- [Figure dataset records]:
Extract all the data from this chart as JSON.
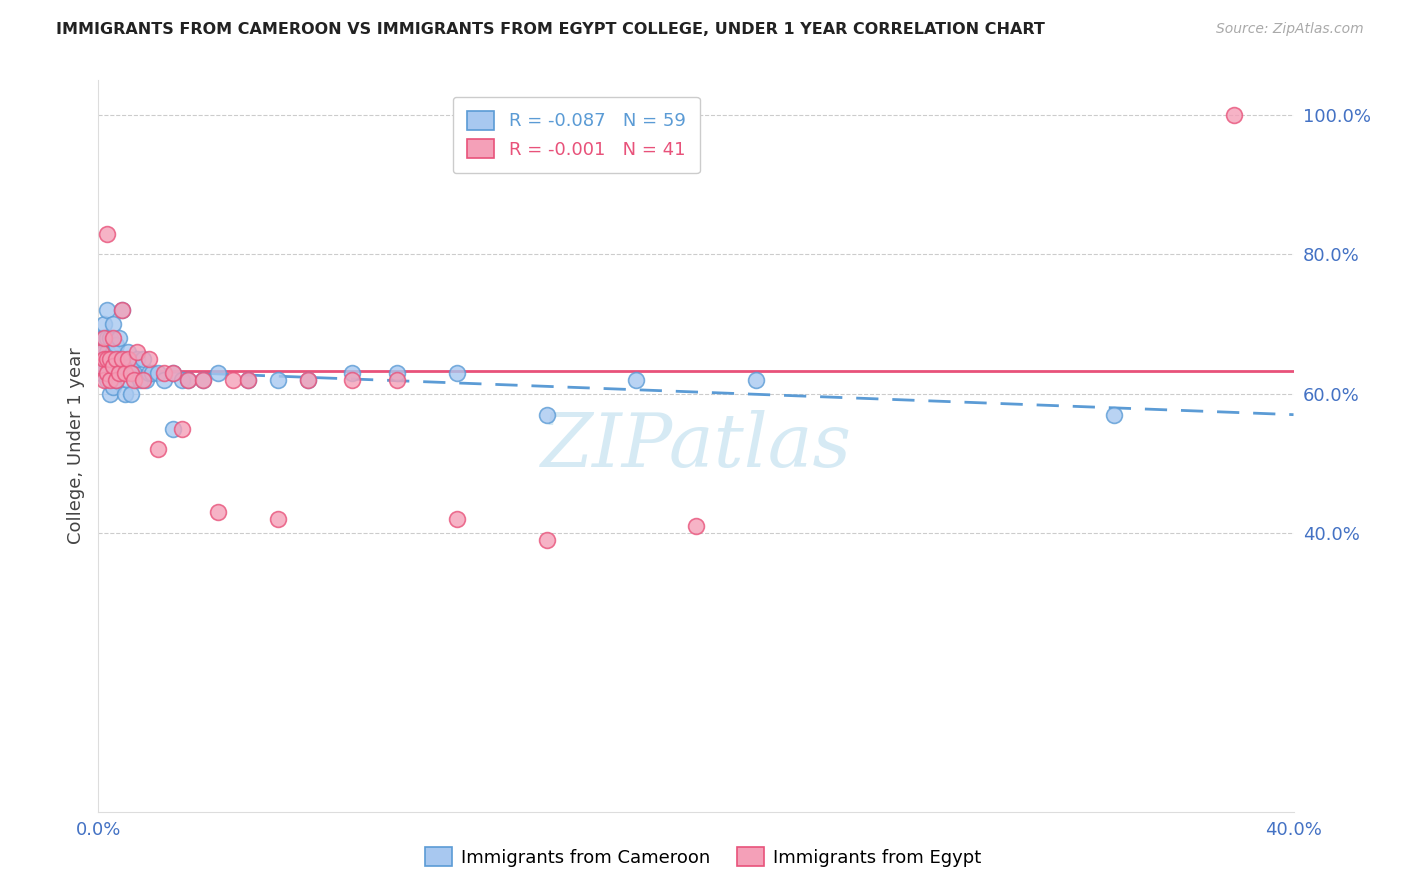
{
  "title": "IMMIGRANTS FROM CAMEROON VS IMMIGRANTS FROM EGYPT COLLEGE, UNDER 1 YEAR CORRELATION CHART",
  "source": "Source: ZipAtlas.com",
  "ylabel": "College, Under 1 year",
  "legend_label1": "R = -0.087   N = 59",
  "legend_label2": "R = -0.001   N = 41",
  "color_cameroon": "#A8C8F0",
  "color_egypt": "#F4A0B8",
  "color_trendline_cameroon": "#5B9BD5",
  "color_trendline_egypt": "#E8527A",
  "color_axis_labels": "#4472C4",
  "xlim": [
    0.0,
    0.4
  ],
  "ylim": [
    0.0,
    1.05
  ],
  "xtick_vals": [
    0.0,
    0.05,
    0.1,
    0.15,
    0.2,
    0.25,
    0.3,
    0.35,
    0.4
  ],
  "ytick_vals_right": [
    0.4,
    0.6,
    0.8,
    1.0
  ],
  "ytick_labels_right": [
    "40.0%",
    "60.0%",
    "80.0%",
    "100.0%"
  ],
  "cameroon_x": [
    0.001,
    0.001,
    0.001,
    0.002,
    0.002,
    0.002,
    0.002,
    0.003,
    0.003,
    0.003,
    0.003,
    0.003,
    0.004,
    0.004,
    0.004,
    0.004,
    0.005,
    0.005,
    0.005,
    0.005,
    0.006,
    0.006,
    0.006,
    0.007,
    0.007,
    0.007,
    0.008,
    0.008,
    0.009,
    0.009,
    0.01,
    0.01,
    0.011,
    0.011,
    0.012,
    0.013,
    0.014,
    0.015,
    0.016,
    0.017,
    0.018,
    0.02,
    0.022,
    0.025,
    0.025,
    0.028,
    0.03,
    0.035,
    0.04,
    0.05,
    0.06,
    0.07,
    0.085,
    0.1,
    0.12,
    0.15,
    0.18,
    0.22,
    0.34
  ],
  "cameroon_y": [
    0.63,
    0.66,
    0.68,
    0.64,
    0.66,
    0.68,
    0.7,
    0.62,
    0.64,
    0.66,
    0.68,
    0.72,
    0.6,
    0.63,
    0.65,
    0.68,
    0.61,
    0.63,
    0.66,
    0.7,
    0.62,
    0.65,
    0.67,
    0.63,
    0.65,
    0.68,
    0.64,
    0.72,
    0.6,
    0.65,
    0.62,
    0.66,
    0.6,
    0.64,
    0.63,
    0.65,
    0.62,
    0.65,
    0.62,
    0.63,
    0.63,
    0.63,
    0.62,
    0.63,
    0.55,
    0.62,
    0.62,
    0.62,
    0.63,
    0.62,
    0.62,
    0.62,
    0.63,
    0.63,
    0.63,
    0.57,
    0.62,
    0.62,
    0.57
  ],
  "egypt_x": [
    0.001,
    0.001,
    0.002,
    0.002,
    0.002,
    0.003,
    0.003,
    0.003,
    0.004,
    0.004,
    0.005,
    0.005,
    0.006,
    0.006,
    0.007,
    0.008,
    0.008,
    0.009,
    0.01,
    0.011,
    0.012,
    0.013,
    0.015,
    0.017,
    0.02,
    0.022,
    0.025,
    0.028,
    0.03,
    0.035,
    0.04,
    0.045,
    0.05,
    0.06,
    0.07,
    0.085,
    0.1,
    0.12,
    0.15,
    0.2,
    0.38
  ],
  "egypt_y": [
    0.64,
    0.66,
    0.62,
    0.65,
    0.68,
    0.63,
    0.65,
    0.83,
    0.62,
    0.65,
    0.64,
    0.68,
    0.62,
    0.65,
    0.63,
    0.65,
    0.72,
    0.63,
    0.65,
    0.63,
    0.62,
    0.66,
    0.62,
    0.65,
    0.52,
    0.63,
    0.63,
    0.55,
    0.62,
    0.62,
    0.43,
    0.62,
    0.62,
    0.42,
    0.62,
    0.62,
    0.62,
    0.42,
    0.39,
    0.41,
    1.0
  ],
  "watermark": "ZIPatlas",
  "watermark_color": "#BBDDEE",
  "background_color": "#FFFFFF",
  "grid_color": "#CCCCCC"
}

- [Prompt]: From start to finish, output the listing exactly, but omit its pictures.

- [Task response]:
Extract all the data from this chart as JSON.
{
  "title": "IMMIGRANTS FROM CAMEROON VS IMMIGRANTS FROM EGYPT COLLEGE, UNDER 1 YEAR CORRELATION CHART",
  "source": "Source: ZipAtlas.com",
  "ylabel": "College, Under 1 year",
  "legend_label1": "R = -0.087   N = 59",
  "legend_label2": "R = -0.001   N = 41",
  "color_cameroon": "#A8C8F0",
  "color_egypt": "#F4A0B8",
  "color_trendline_cameroon": "#5B9BD5",
  "color_trendline_egypt": "#E8527A",
  "color_axis_labels": "#4472C4",
  "xlim": [
    0.0,
    0.4
  ],
  "ylim": [
    0.0,
    1.05
  ],
  "xtick_vals": [
    0.0,
    0.05,
    0.1,
    0.15,
    0.2,
    0.25,
    0.3,
    0.35,
    0.4
  ],
  "ytick_vals_right": [
    0.4,
    0.6,
    0.8,
    1.0
  ],
  "ytick_labels_right": [
    "40.0%",
    "60.0%",
    "80.0%",
    "100.0%"
  ],
  "cameroon_x": [
    0.001,
    0.001,
    0.001,
    0.002,
    0.002,
    0.002,
    0.002,
    0.003,
    0.003,
    0.003,
    0.003,
    0.003,
    0.004,
    0.004,
    0.004,
    0.004,
    0.005,
    0.005,
    0.005,
    0.005,
    0.006,
    0.006,
    0.006,
    0.007,
    0.007,
    0.007,
    0.008,
    0.008,
    0.009,
    0.009,
    0.01,
    0.01,
    0.011,
    0.011,
    0.012,
    0.013,
    0.014,
    0.015,
    0.016,
    0.017,
    0.018,
    0.02,
    0.022,
    0.025,
    0.025,
    0.028,
    0.03,
    0.035,
    0.04,
    0.05,
    0.06,
    0.07,
    0.085,
    0.1,
    0.12,
    0.15,
    0.18,
    0.22,
    0.34
  ],
  "cameroon_y": [
    0.63,
    0.66,
    0.68,
    0.64,
    0.66,
    0.68,
    0.7,
    0.62,
    0.64,
    0.66,
    0.68,
    0.72,
    0.6,
    0.63,
    0.65,
    0.68,
    0.61,
    0.63,
    0.66,
    0.7,
    0.62,
    0.65,
    0.67,
    0.63,
    0.65,
    0.68,
    0.64,
    0.72,
    0.6,
    0.65,
    0.62,
    0.66,
    0.6,
    0.64,
    0.63,
    0.65,
    0.62,
    0.65,
    0.62,
    0.63,
    0.63,
    0.63,
    0.62,
    0.63,
    0.55,
    0.62,
    0.62,
    0.62,
    0.63,
    0.62,
    0.62,
    0.62,
    0.63,
    0.63,
    0.63,
    0.57,
    0.62,
    0.62,
    0.57
  ],
  "egypt_x": [
    0.001,
    0.001,
    0.002,
    0.002,
    0.002,
    0.003,
    0.003,
    0.003,
    0.004,
    0.004,
    0.005,
    0.005,
    0.006,
    0.006,
    0.007,
    0.008,
    0.008,
    0.009,
    0.01,
    0.011,
    0.012,
    0.013,
    0.015,
    0.017,
    0.02,
    0.022,
    0.025,
    0.028,
    0.03,
    0.035,
    0.04,
    0.045,
    0.05,
    0.06,
    0.07,
    0.085,
    0.1,
    0.12,
    0.15,
    0.2,
    0.38
  ],
  "egypt_y": [
    0.64,
    0.66,
    0.62,
    0.65,
    0.68,
    0.63,
    0.65,
    0.83,
    0.62,
    0.65,
    0.64,
    0.68,
    0.62,
    0.65,
    0.63,
    0.65,
    0.72,
    0.63,
    0.65,
    0.63,
    0.62,
    0.66,
    0.62,
    0.65,
    0.52,
    0.63,
    0.63,
    0.55,
    0.62,
    0.62,
    0.43,
    0.62,
    0.62,
    0.42,
    0.62,
    0.62,
    0.62,
    0.42,
    0.39,
    0.41,
    1.0
  ],
  "watermark": "ZIPatlas",
  "watermark_color": "#BBDDEE",
  "background_color": "#FFFFFF",
  "grid_color": "#CCCCCC"
}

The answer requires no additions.